_Brief_
Repeat every record exactly, but keep images out of the copy.

_Exercise data_
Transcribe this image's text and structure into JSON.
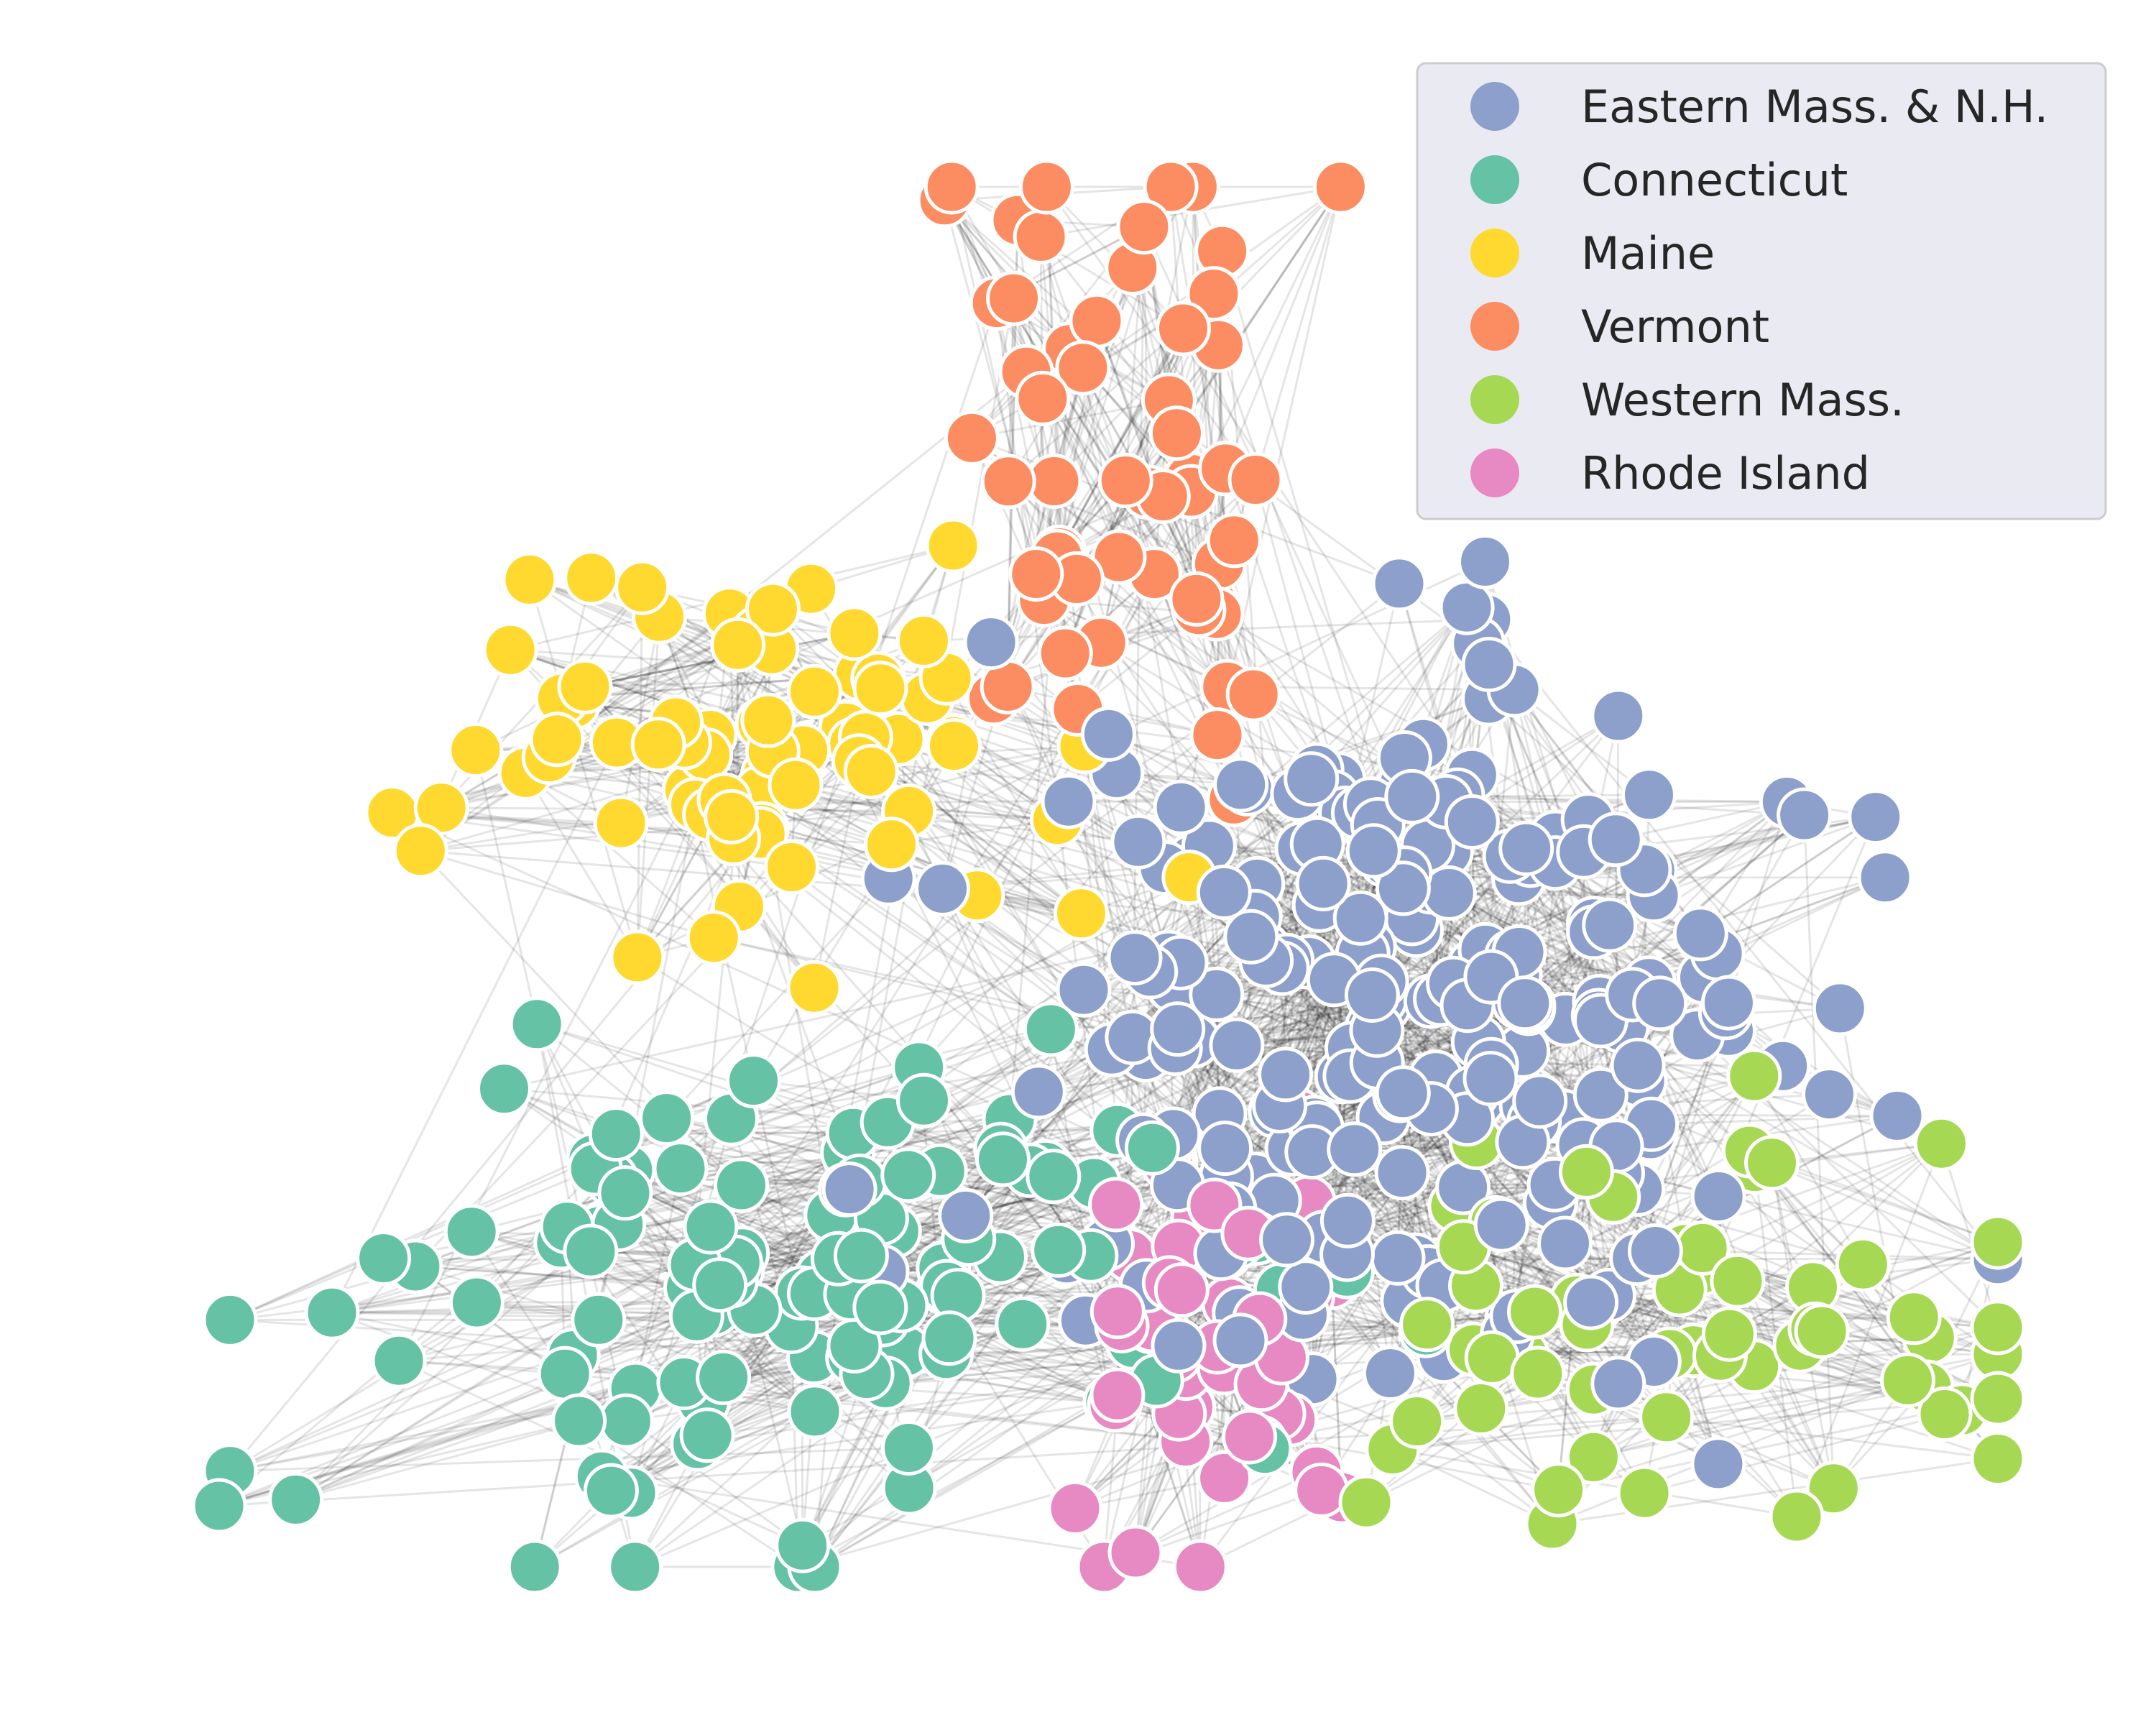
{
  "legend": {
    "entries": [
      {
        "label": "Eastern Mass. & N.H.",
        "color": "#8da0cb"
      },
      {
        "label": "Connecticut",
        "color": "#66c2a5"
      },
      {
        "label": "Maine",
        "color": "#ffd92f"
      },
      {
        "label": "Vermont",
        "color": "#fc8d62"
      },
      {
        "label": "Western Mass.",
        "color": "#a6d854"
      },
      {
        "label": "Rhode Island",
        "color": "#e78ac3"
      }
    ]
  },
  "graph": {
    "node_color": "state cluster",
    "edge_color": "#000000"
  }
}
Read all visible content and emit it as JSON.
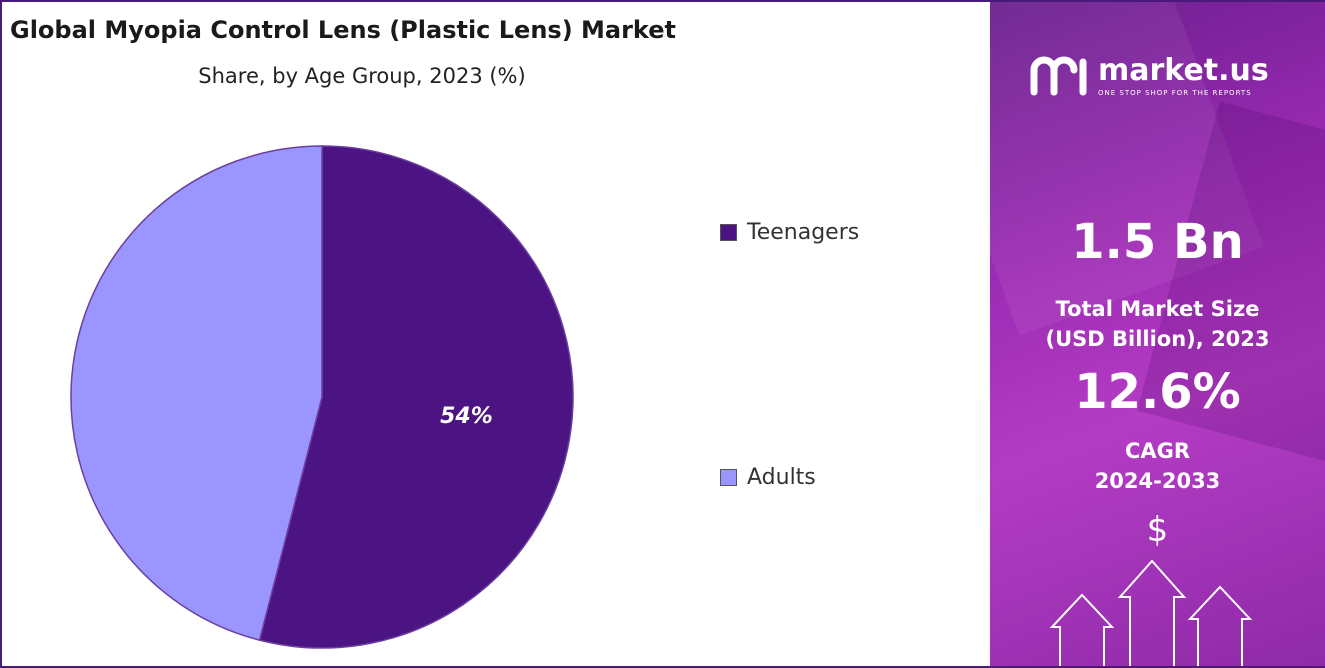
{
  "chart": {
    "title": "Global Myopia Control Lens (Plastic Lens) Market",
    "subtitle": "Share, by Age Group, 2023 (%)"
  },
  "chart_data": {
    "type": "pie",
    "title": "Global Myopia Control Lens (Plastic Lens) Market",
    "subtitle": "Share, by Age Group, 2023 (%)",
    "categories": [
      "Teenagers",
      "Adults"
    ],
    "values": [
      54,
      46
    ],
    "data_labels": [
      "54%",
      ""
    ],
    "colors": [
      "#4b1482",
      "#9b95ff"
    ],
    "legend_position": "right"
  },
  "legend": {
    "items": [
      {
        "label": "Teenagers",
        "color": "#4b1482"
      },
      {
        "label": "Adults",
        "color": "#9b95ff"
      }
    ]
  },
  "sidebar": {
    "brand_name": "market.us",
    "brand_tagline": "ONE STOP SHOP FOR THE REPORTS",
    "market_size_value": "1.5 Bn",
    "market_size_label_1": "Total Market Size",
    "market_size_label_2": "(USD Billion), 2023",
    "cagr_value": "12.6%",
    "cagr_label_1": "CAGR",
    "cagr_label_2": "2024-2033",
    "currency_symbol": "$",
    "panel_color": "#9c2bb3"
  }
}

_Full answer_
Transcribe this image's text and structure into JSON.
{
  "legend": {
    "entries": [
      {
        "label": "Eastern Mass. & N.H.",
        "color": "#8da0cb"
      },
      {
        "label": "Connecticut",
        "color": "#66c2a5"
      },
      {
        "label": "Maine",
        "color": "#ffd92f"
      },
      {
        "label": "Vermont",
        "color": "#fc8d62"
      },
      {
        "label": "Western Mass.",
        "color": "#a6d854"
      },
      {
        "label": "Rhode Island",
        "color": "#e78ac3"
      }
    ]
  },
  "graph": {
    "node_color": "state cluster",
    "edge_color": "#000000"
  }
}
Read all visible content and emit it as JSON.
{
  "chart": {
    "title": "Global Myopia Control Lens (Plastic Lens) Market",
    "subtitle": "Share, by Age Group, 2023 (%)"
  },
  "chart_data": {
    "type": "pie",
    "title": "Global Myopia Control Lens (Plastic Lens) Market",
    "subtitle": "Share, by Age Group, 2023 (%)",
    "categories": [
      "Teenagers",
      "Adults"
    ],
    "values": [
      54,
      46
    ],
    "data_labels": [
      "54%",
      ""
    ],
    "colors": [
      "#4b1482",
      "#9b95ff"
    ],
    "legend_position": "right"
  },
  "legend": {
    "items": [
      {
        "label": "Teenagers",
        "color": "#4b1482"
      },
      {
        "label": "Adults",
        "color": "#9b95ff"
      }
    ]
  },
  "sidebar": {
    "brand_name": "market.us",
    "brand_tagline": "ONE STOP SHOP FOR THE REPORTS",
    "market_size_value": "1.5 Bn",
    "market_size_label_1": "Total Market Size",
    "market_size_label_2": "(USD Billion), 2023",
    "cagr_value": "12.6%",
    "cagr_label_1": "CAGR",
    "cagr_label_2": "2024-2033",
    "currency_symbol": "$",
    "panel_color": "#9c2bb3"
  }
}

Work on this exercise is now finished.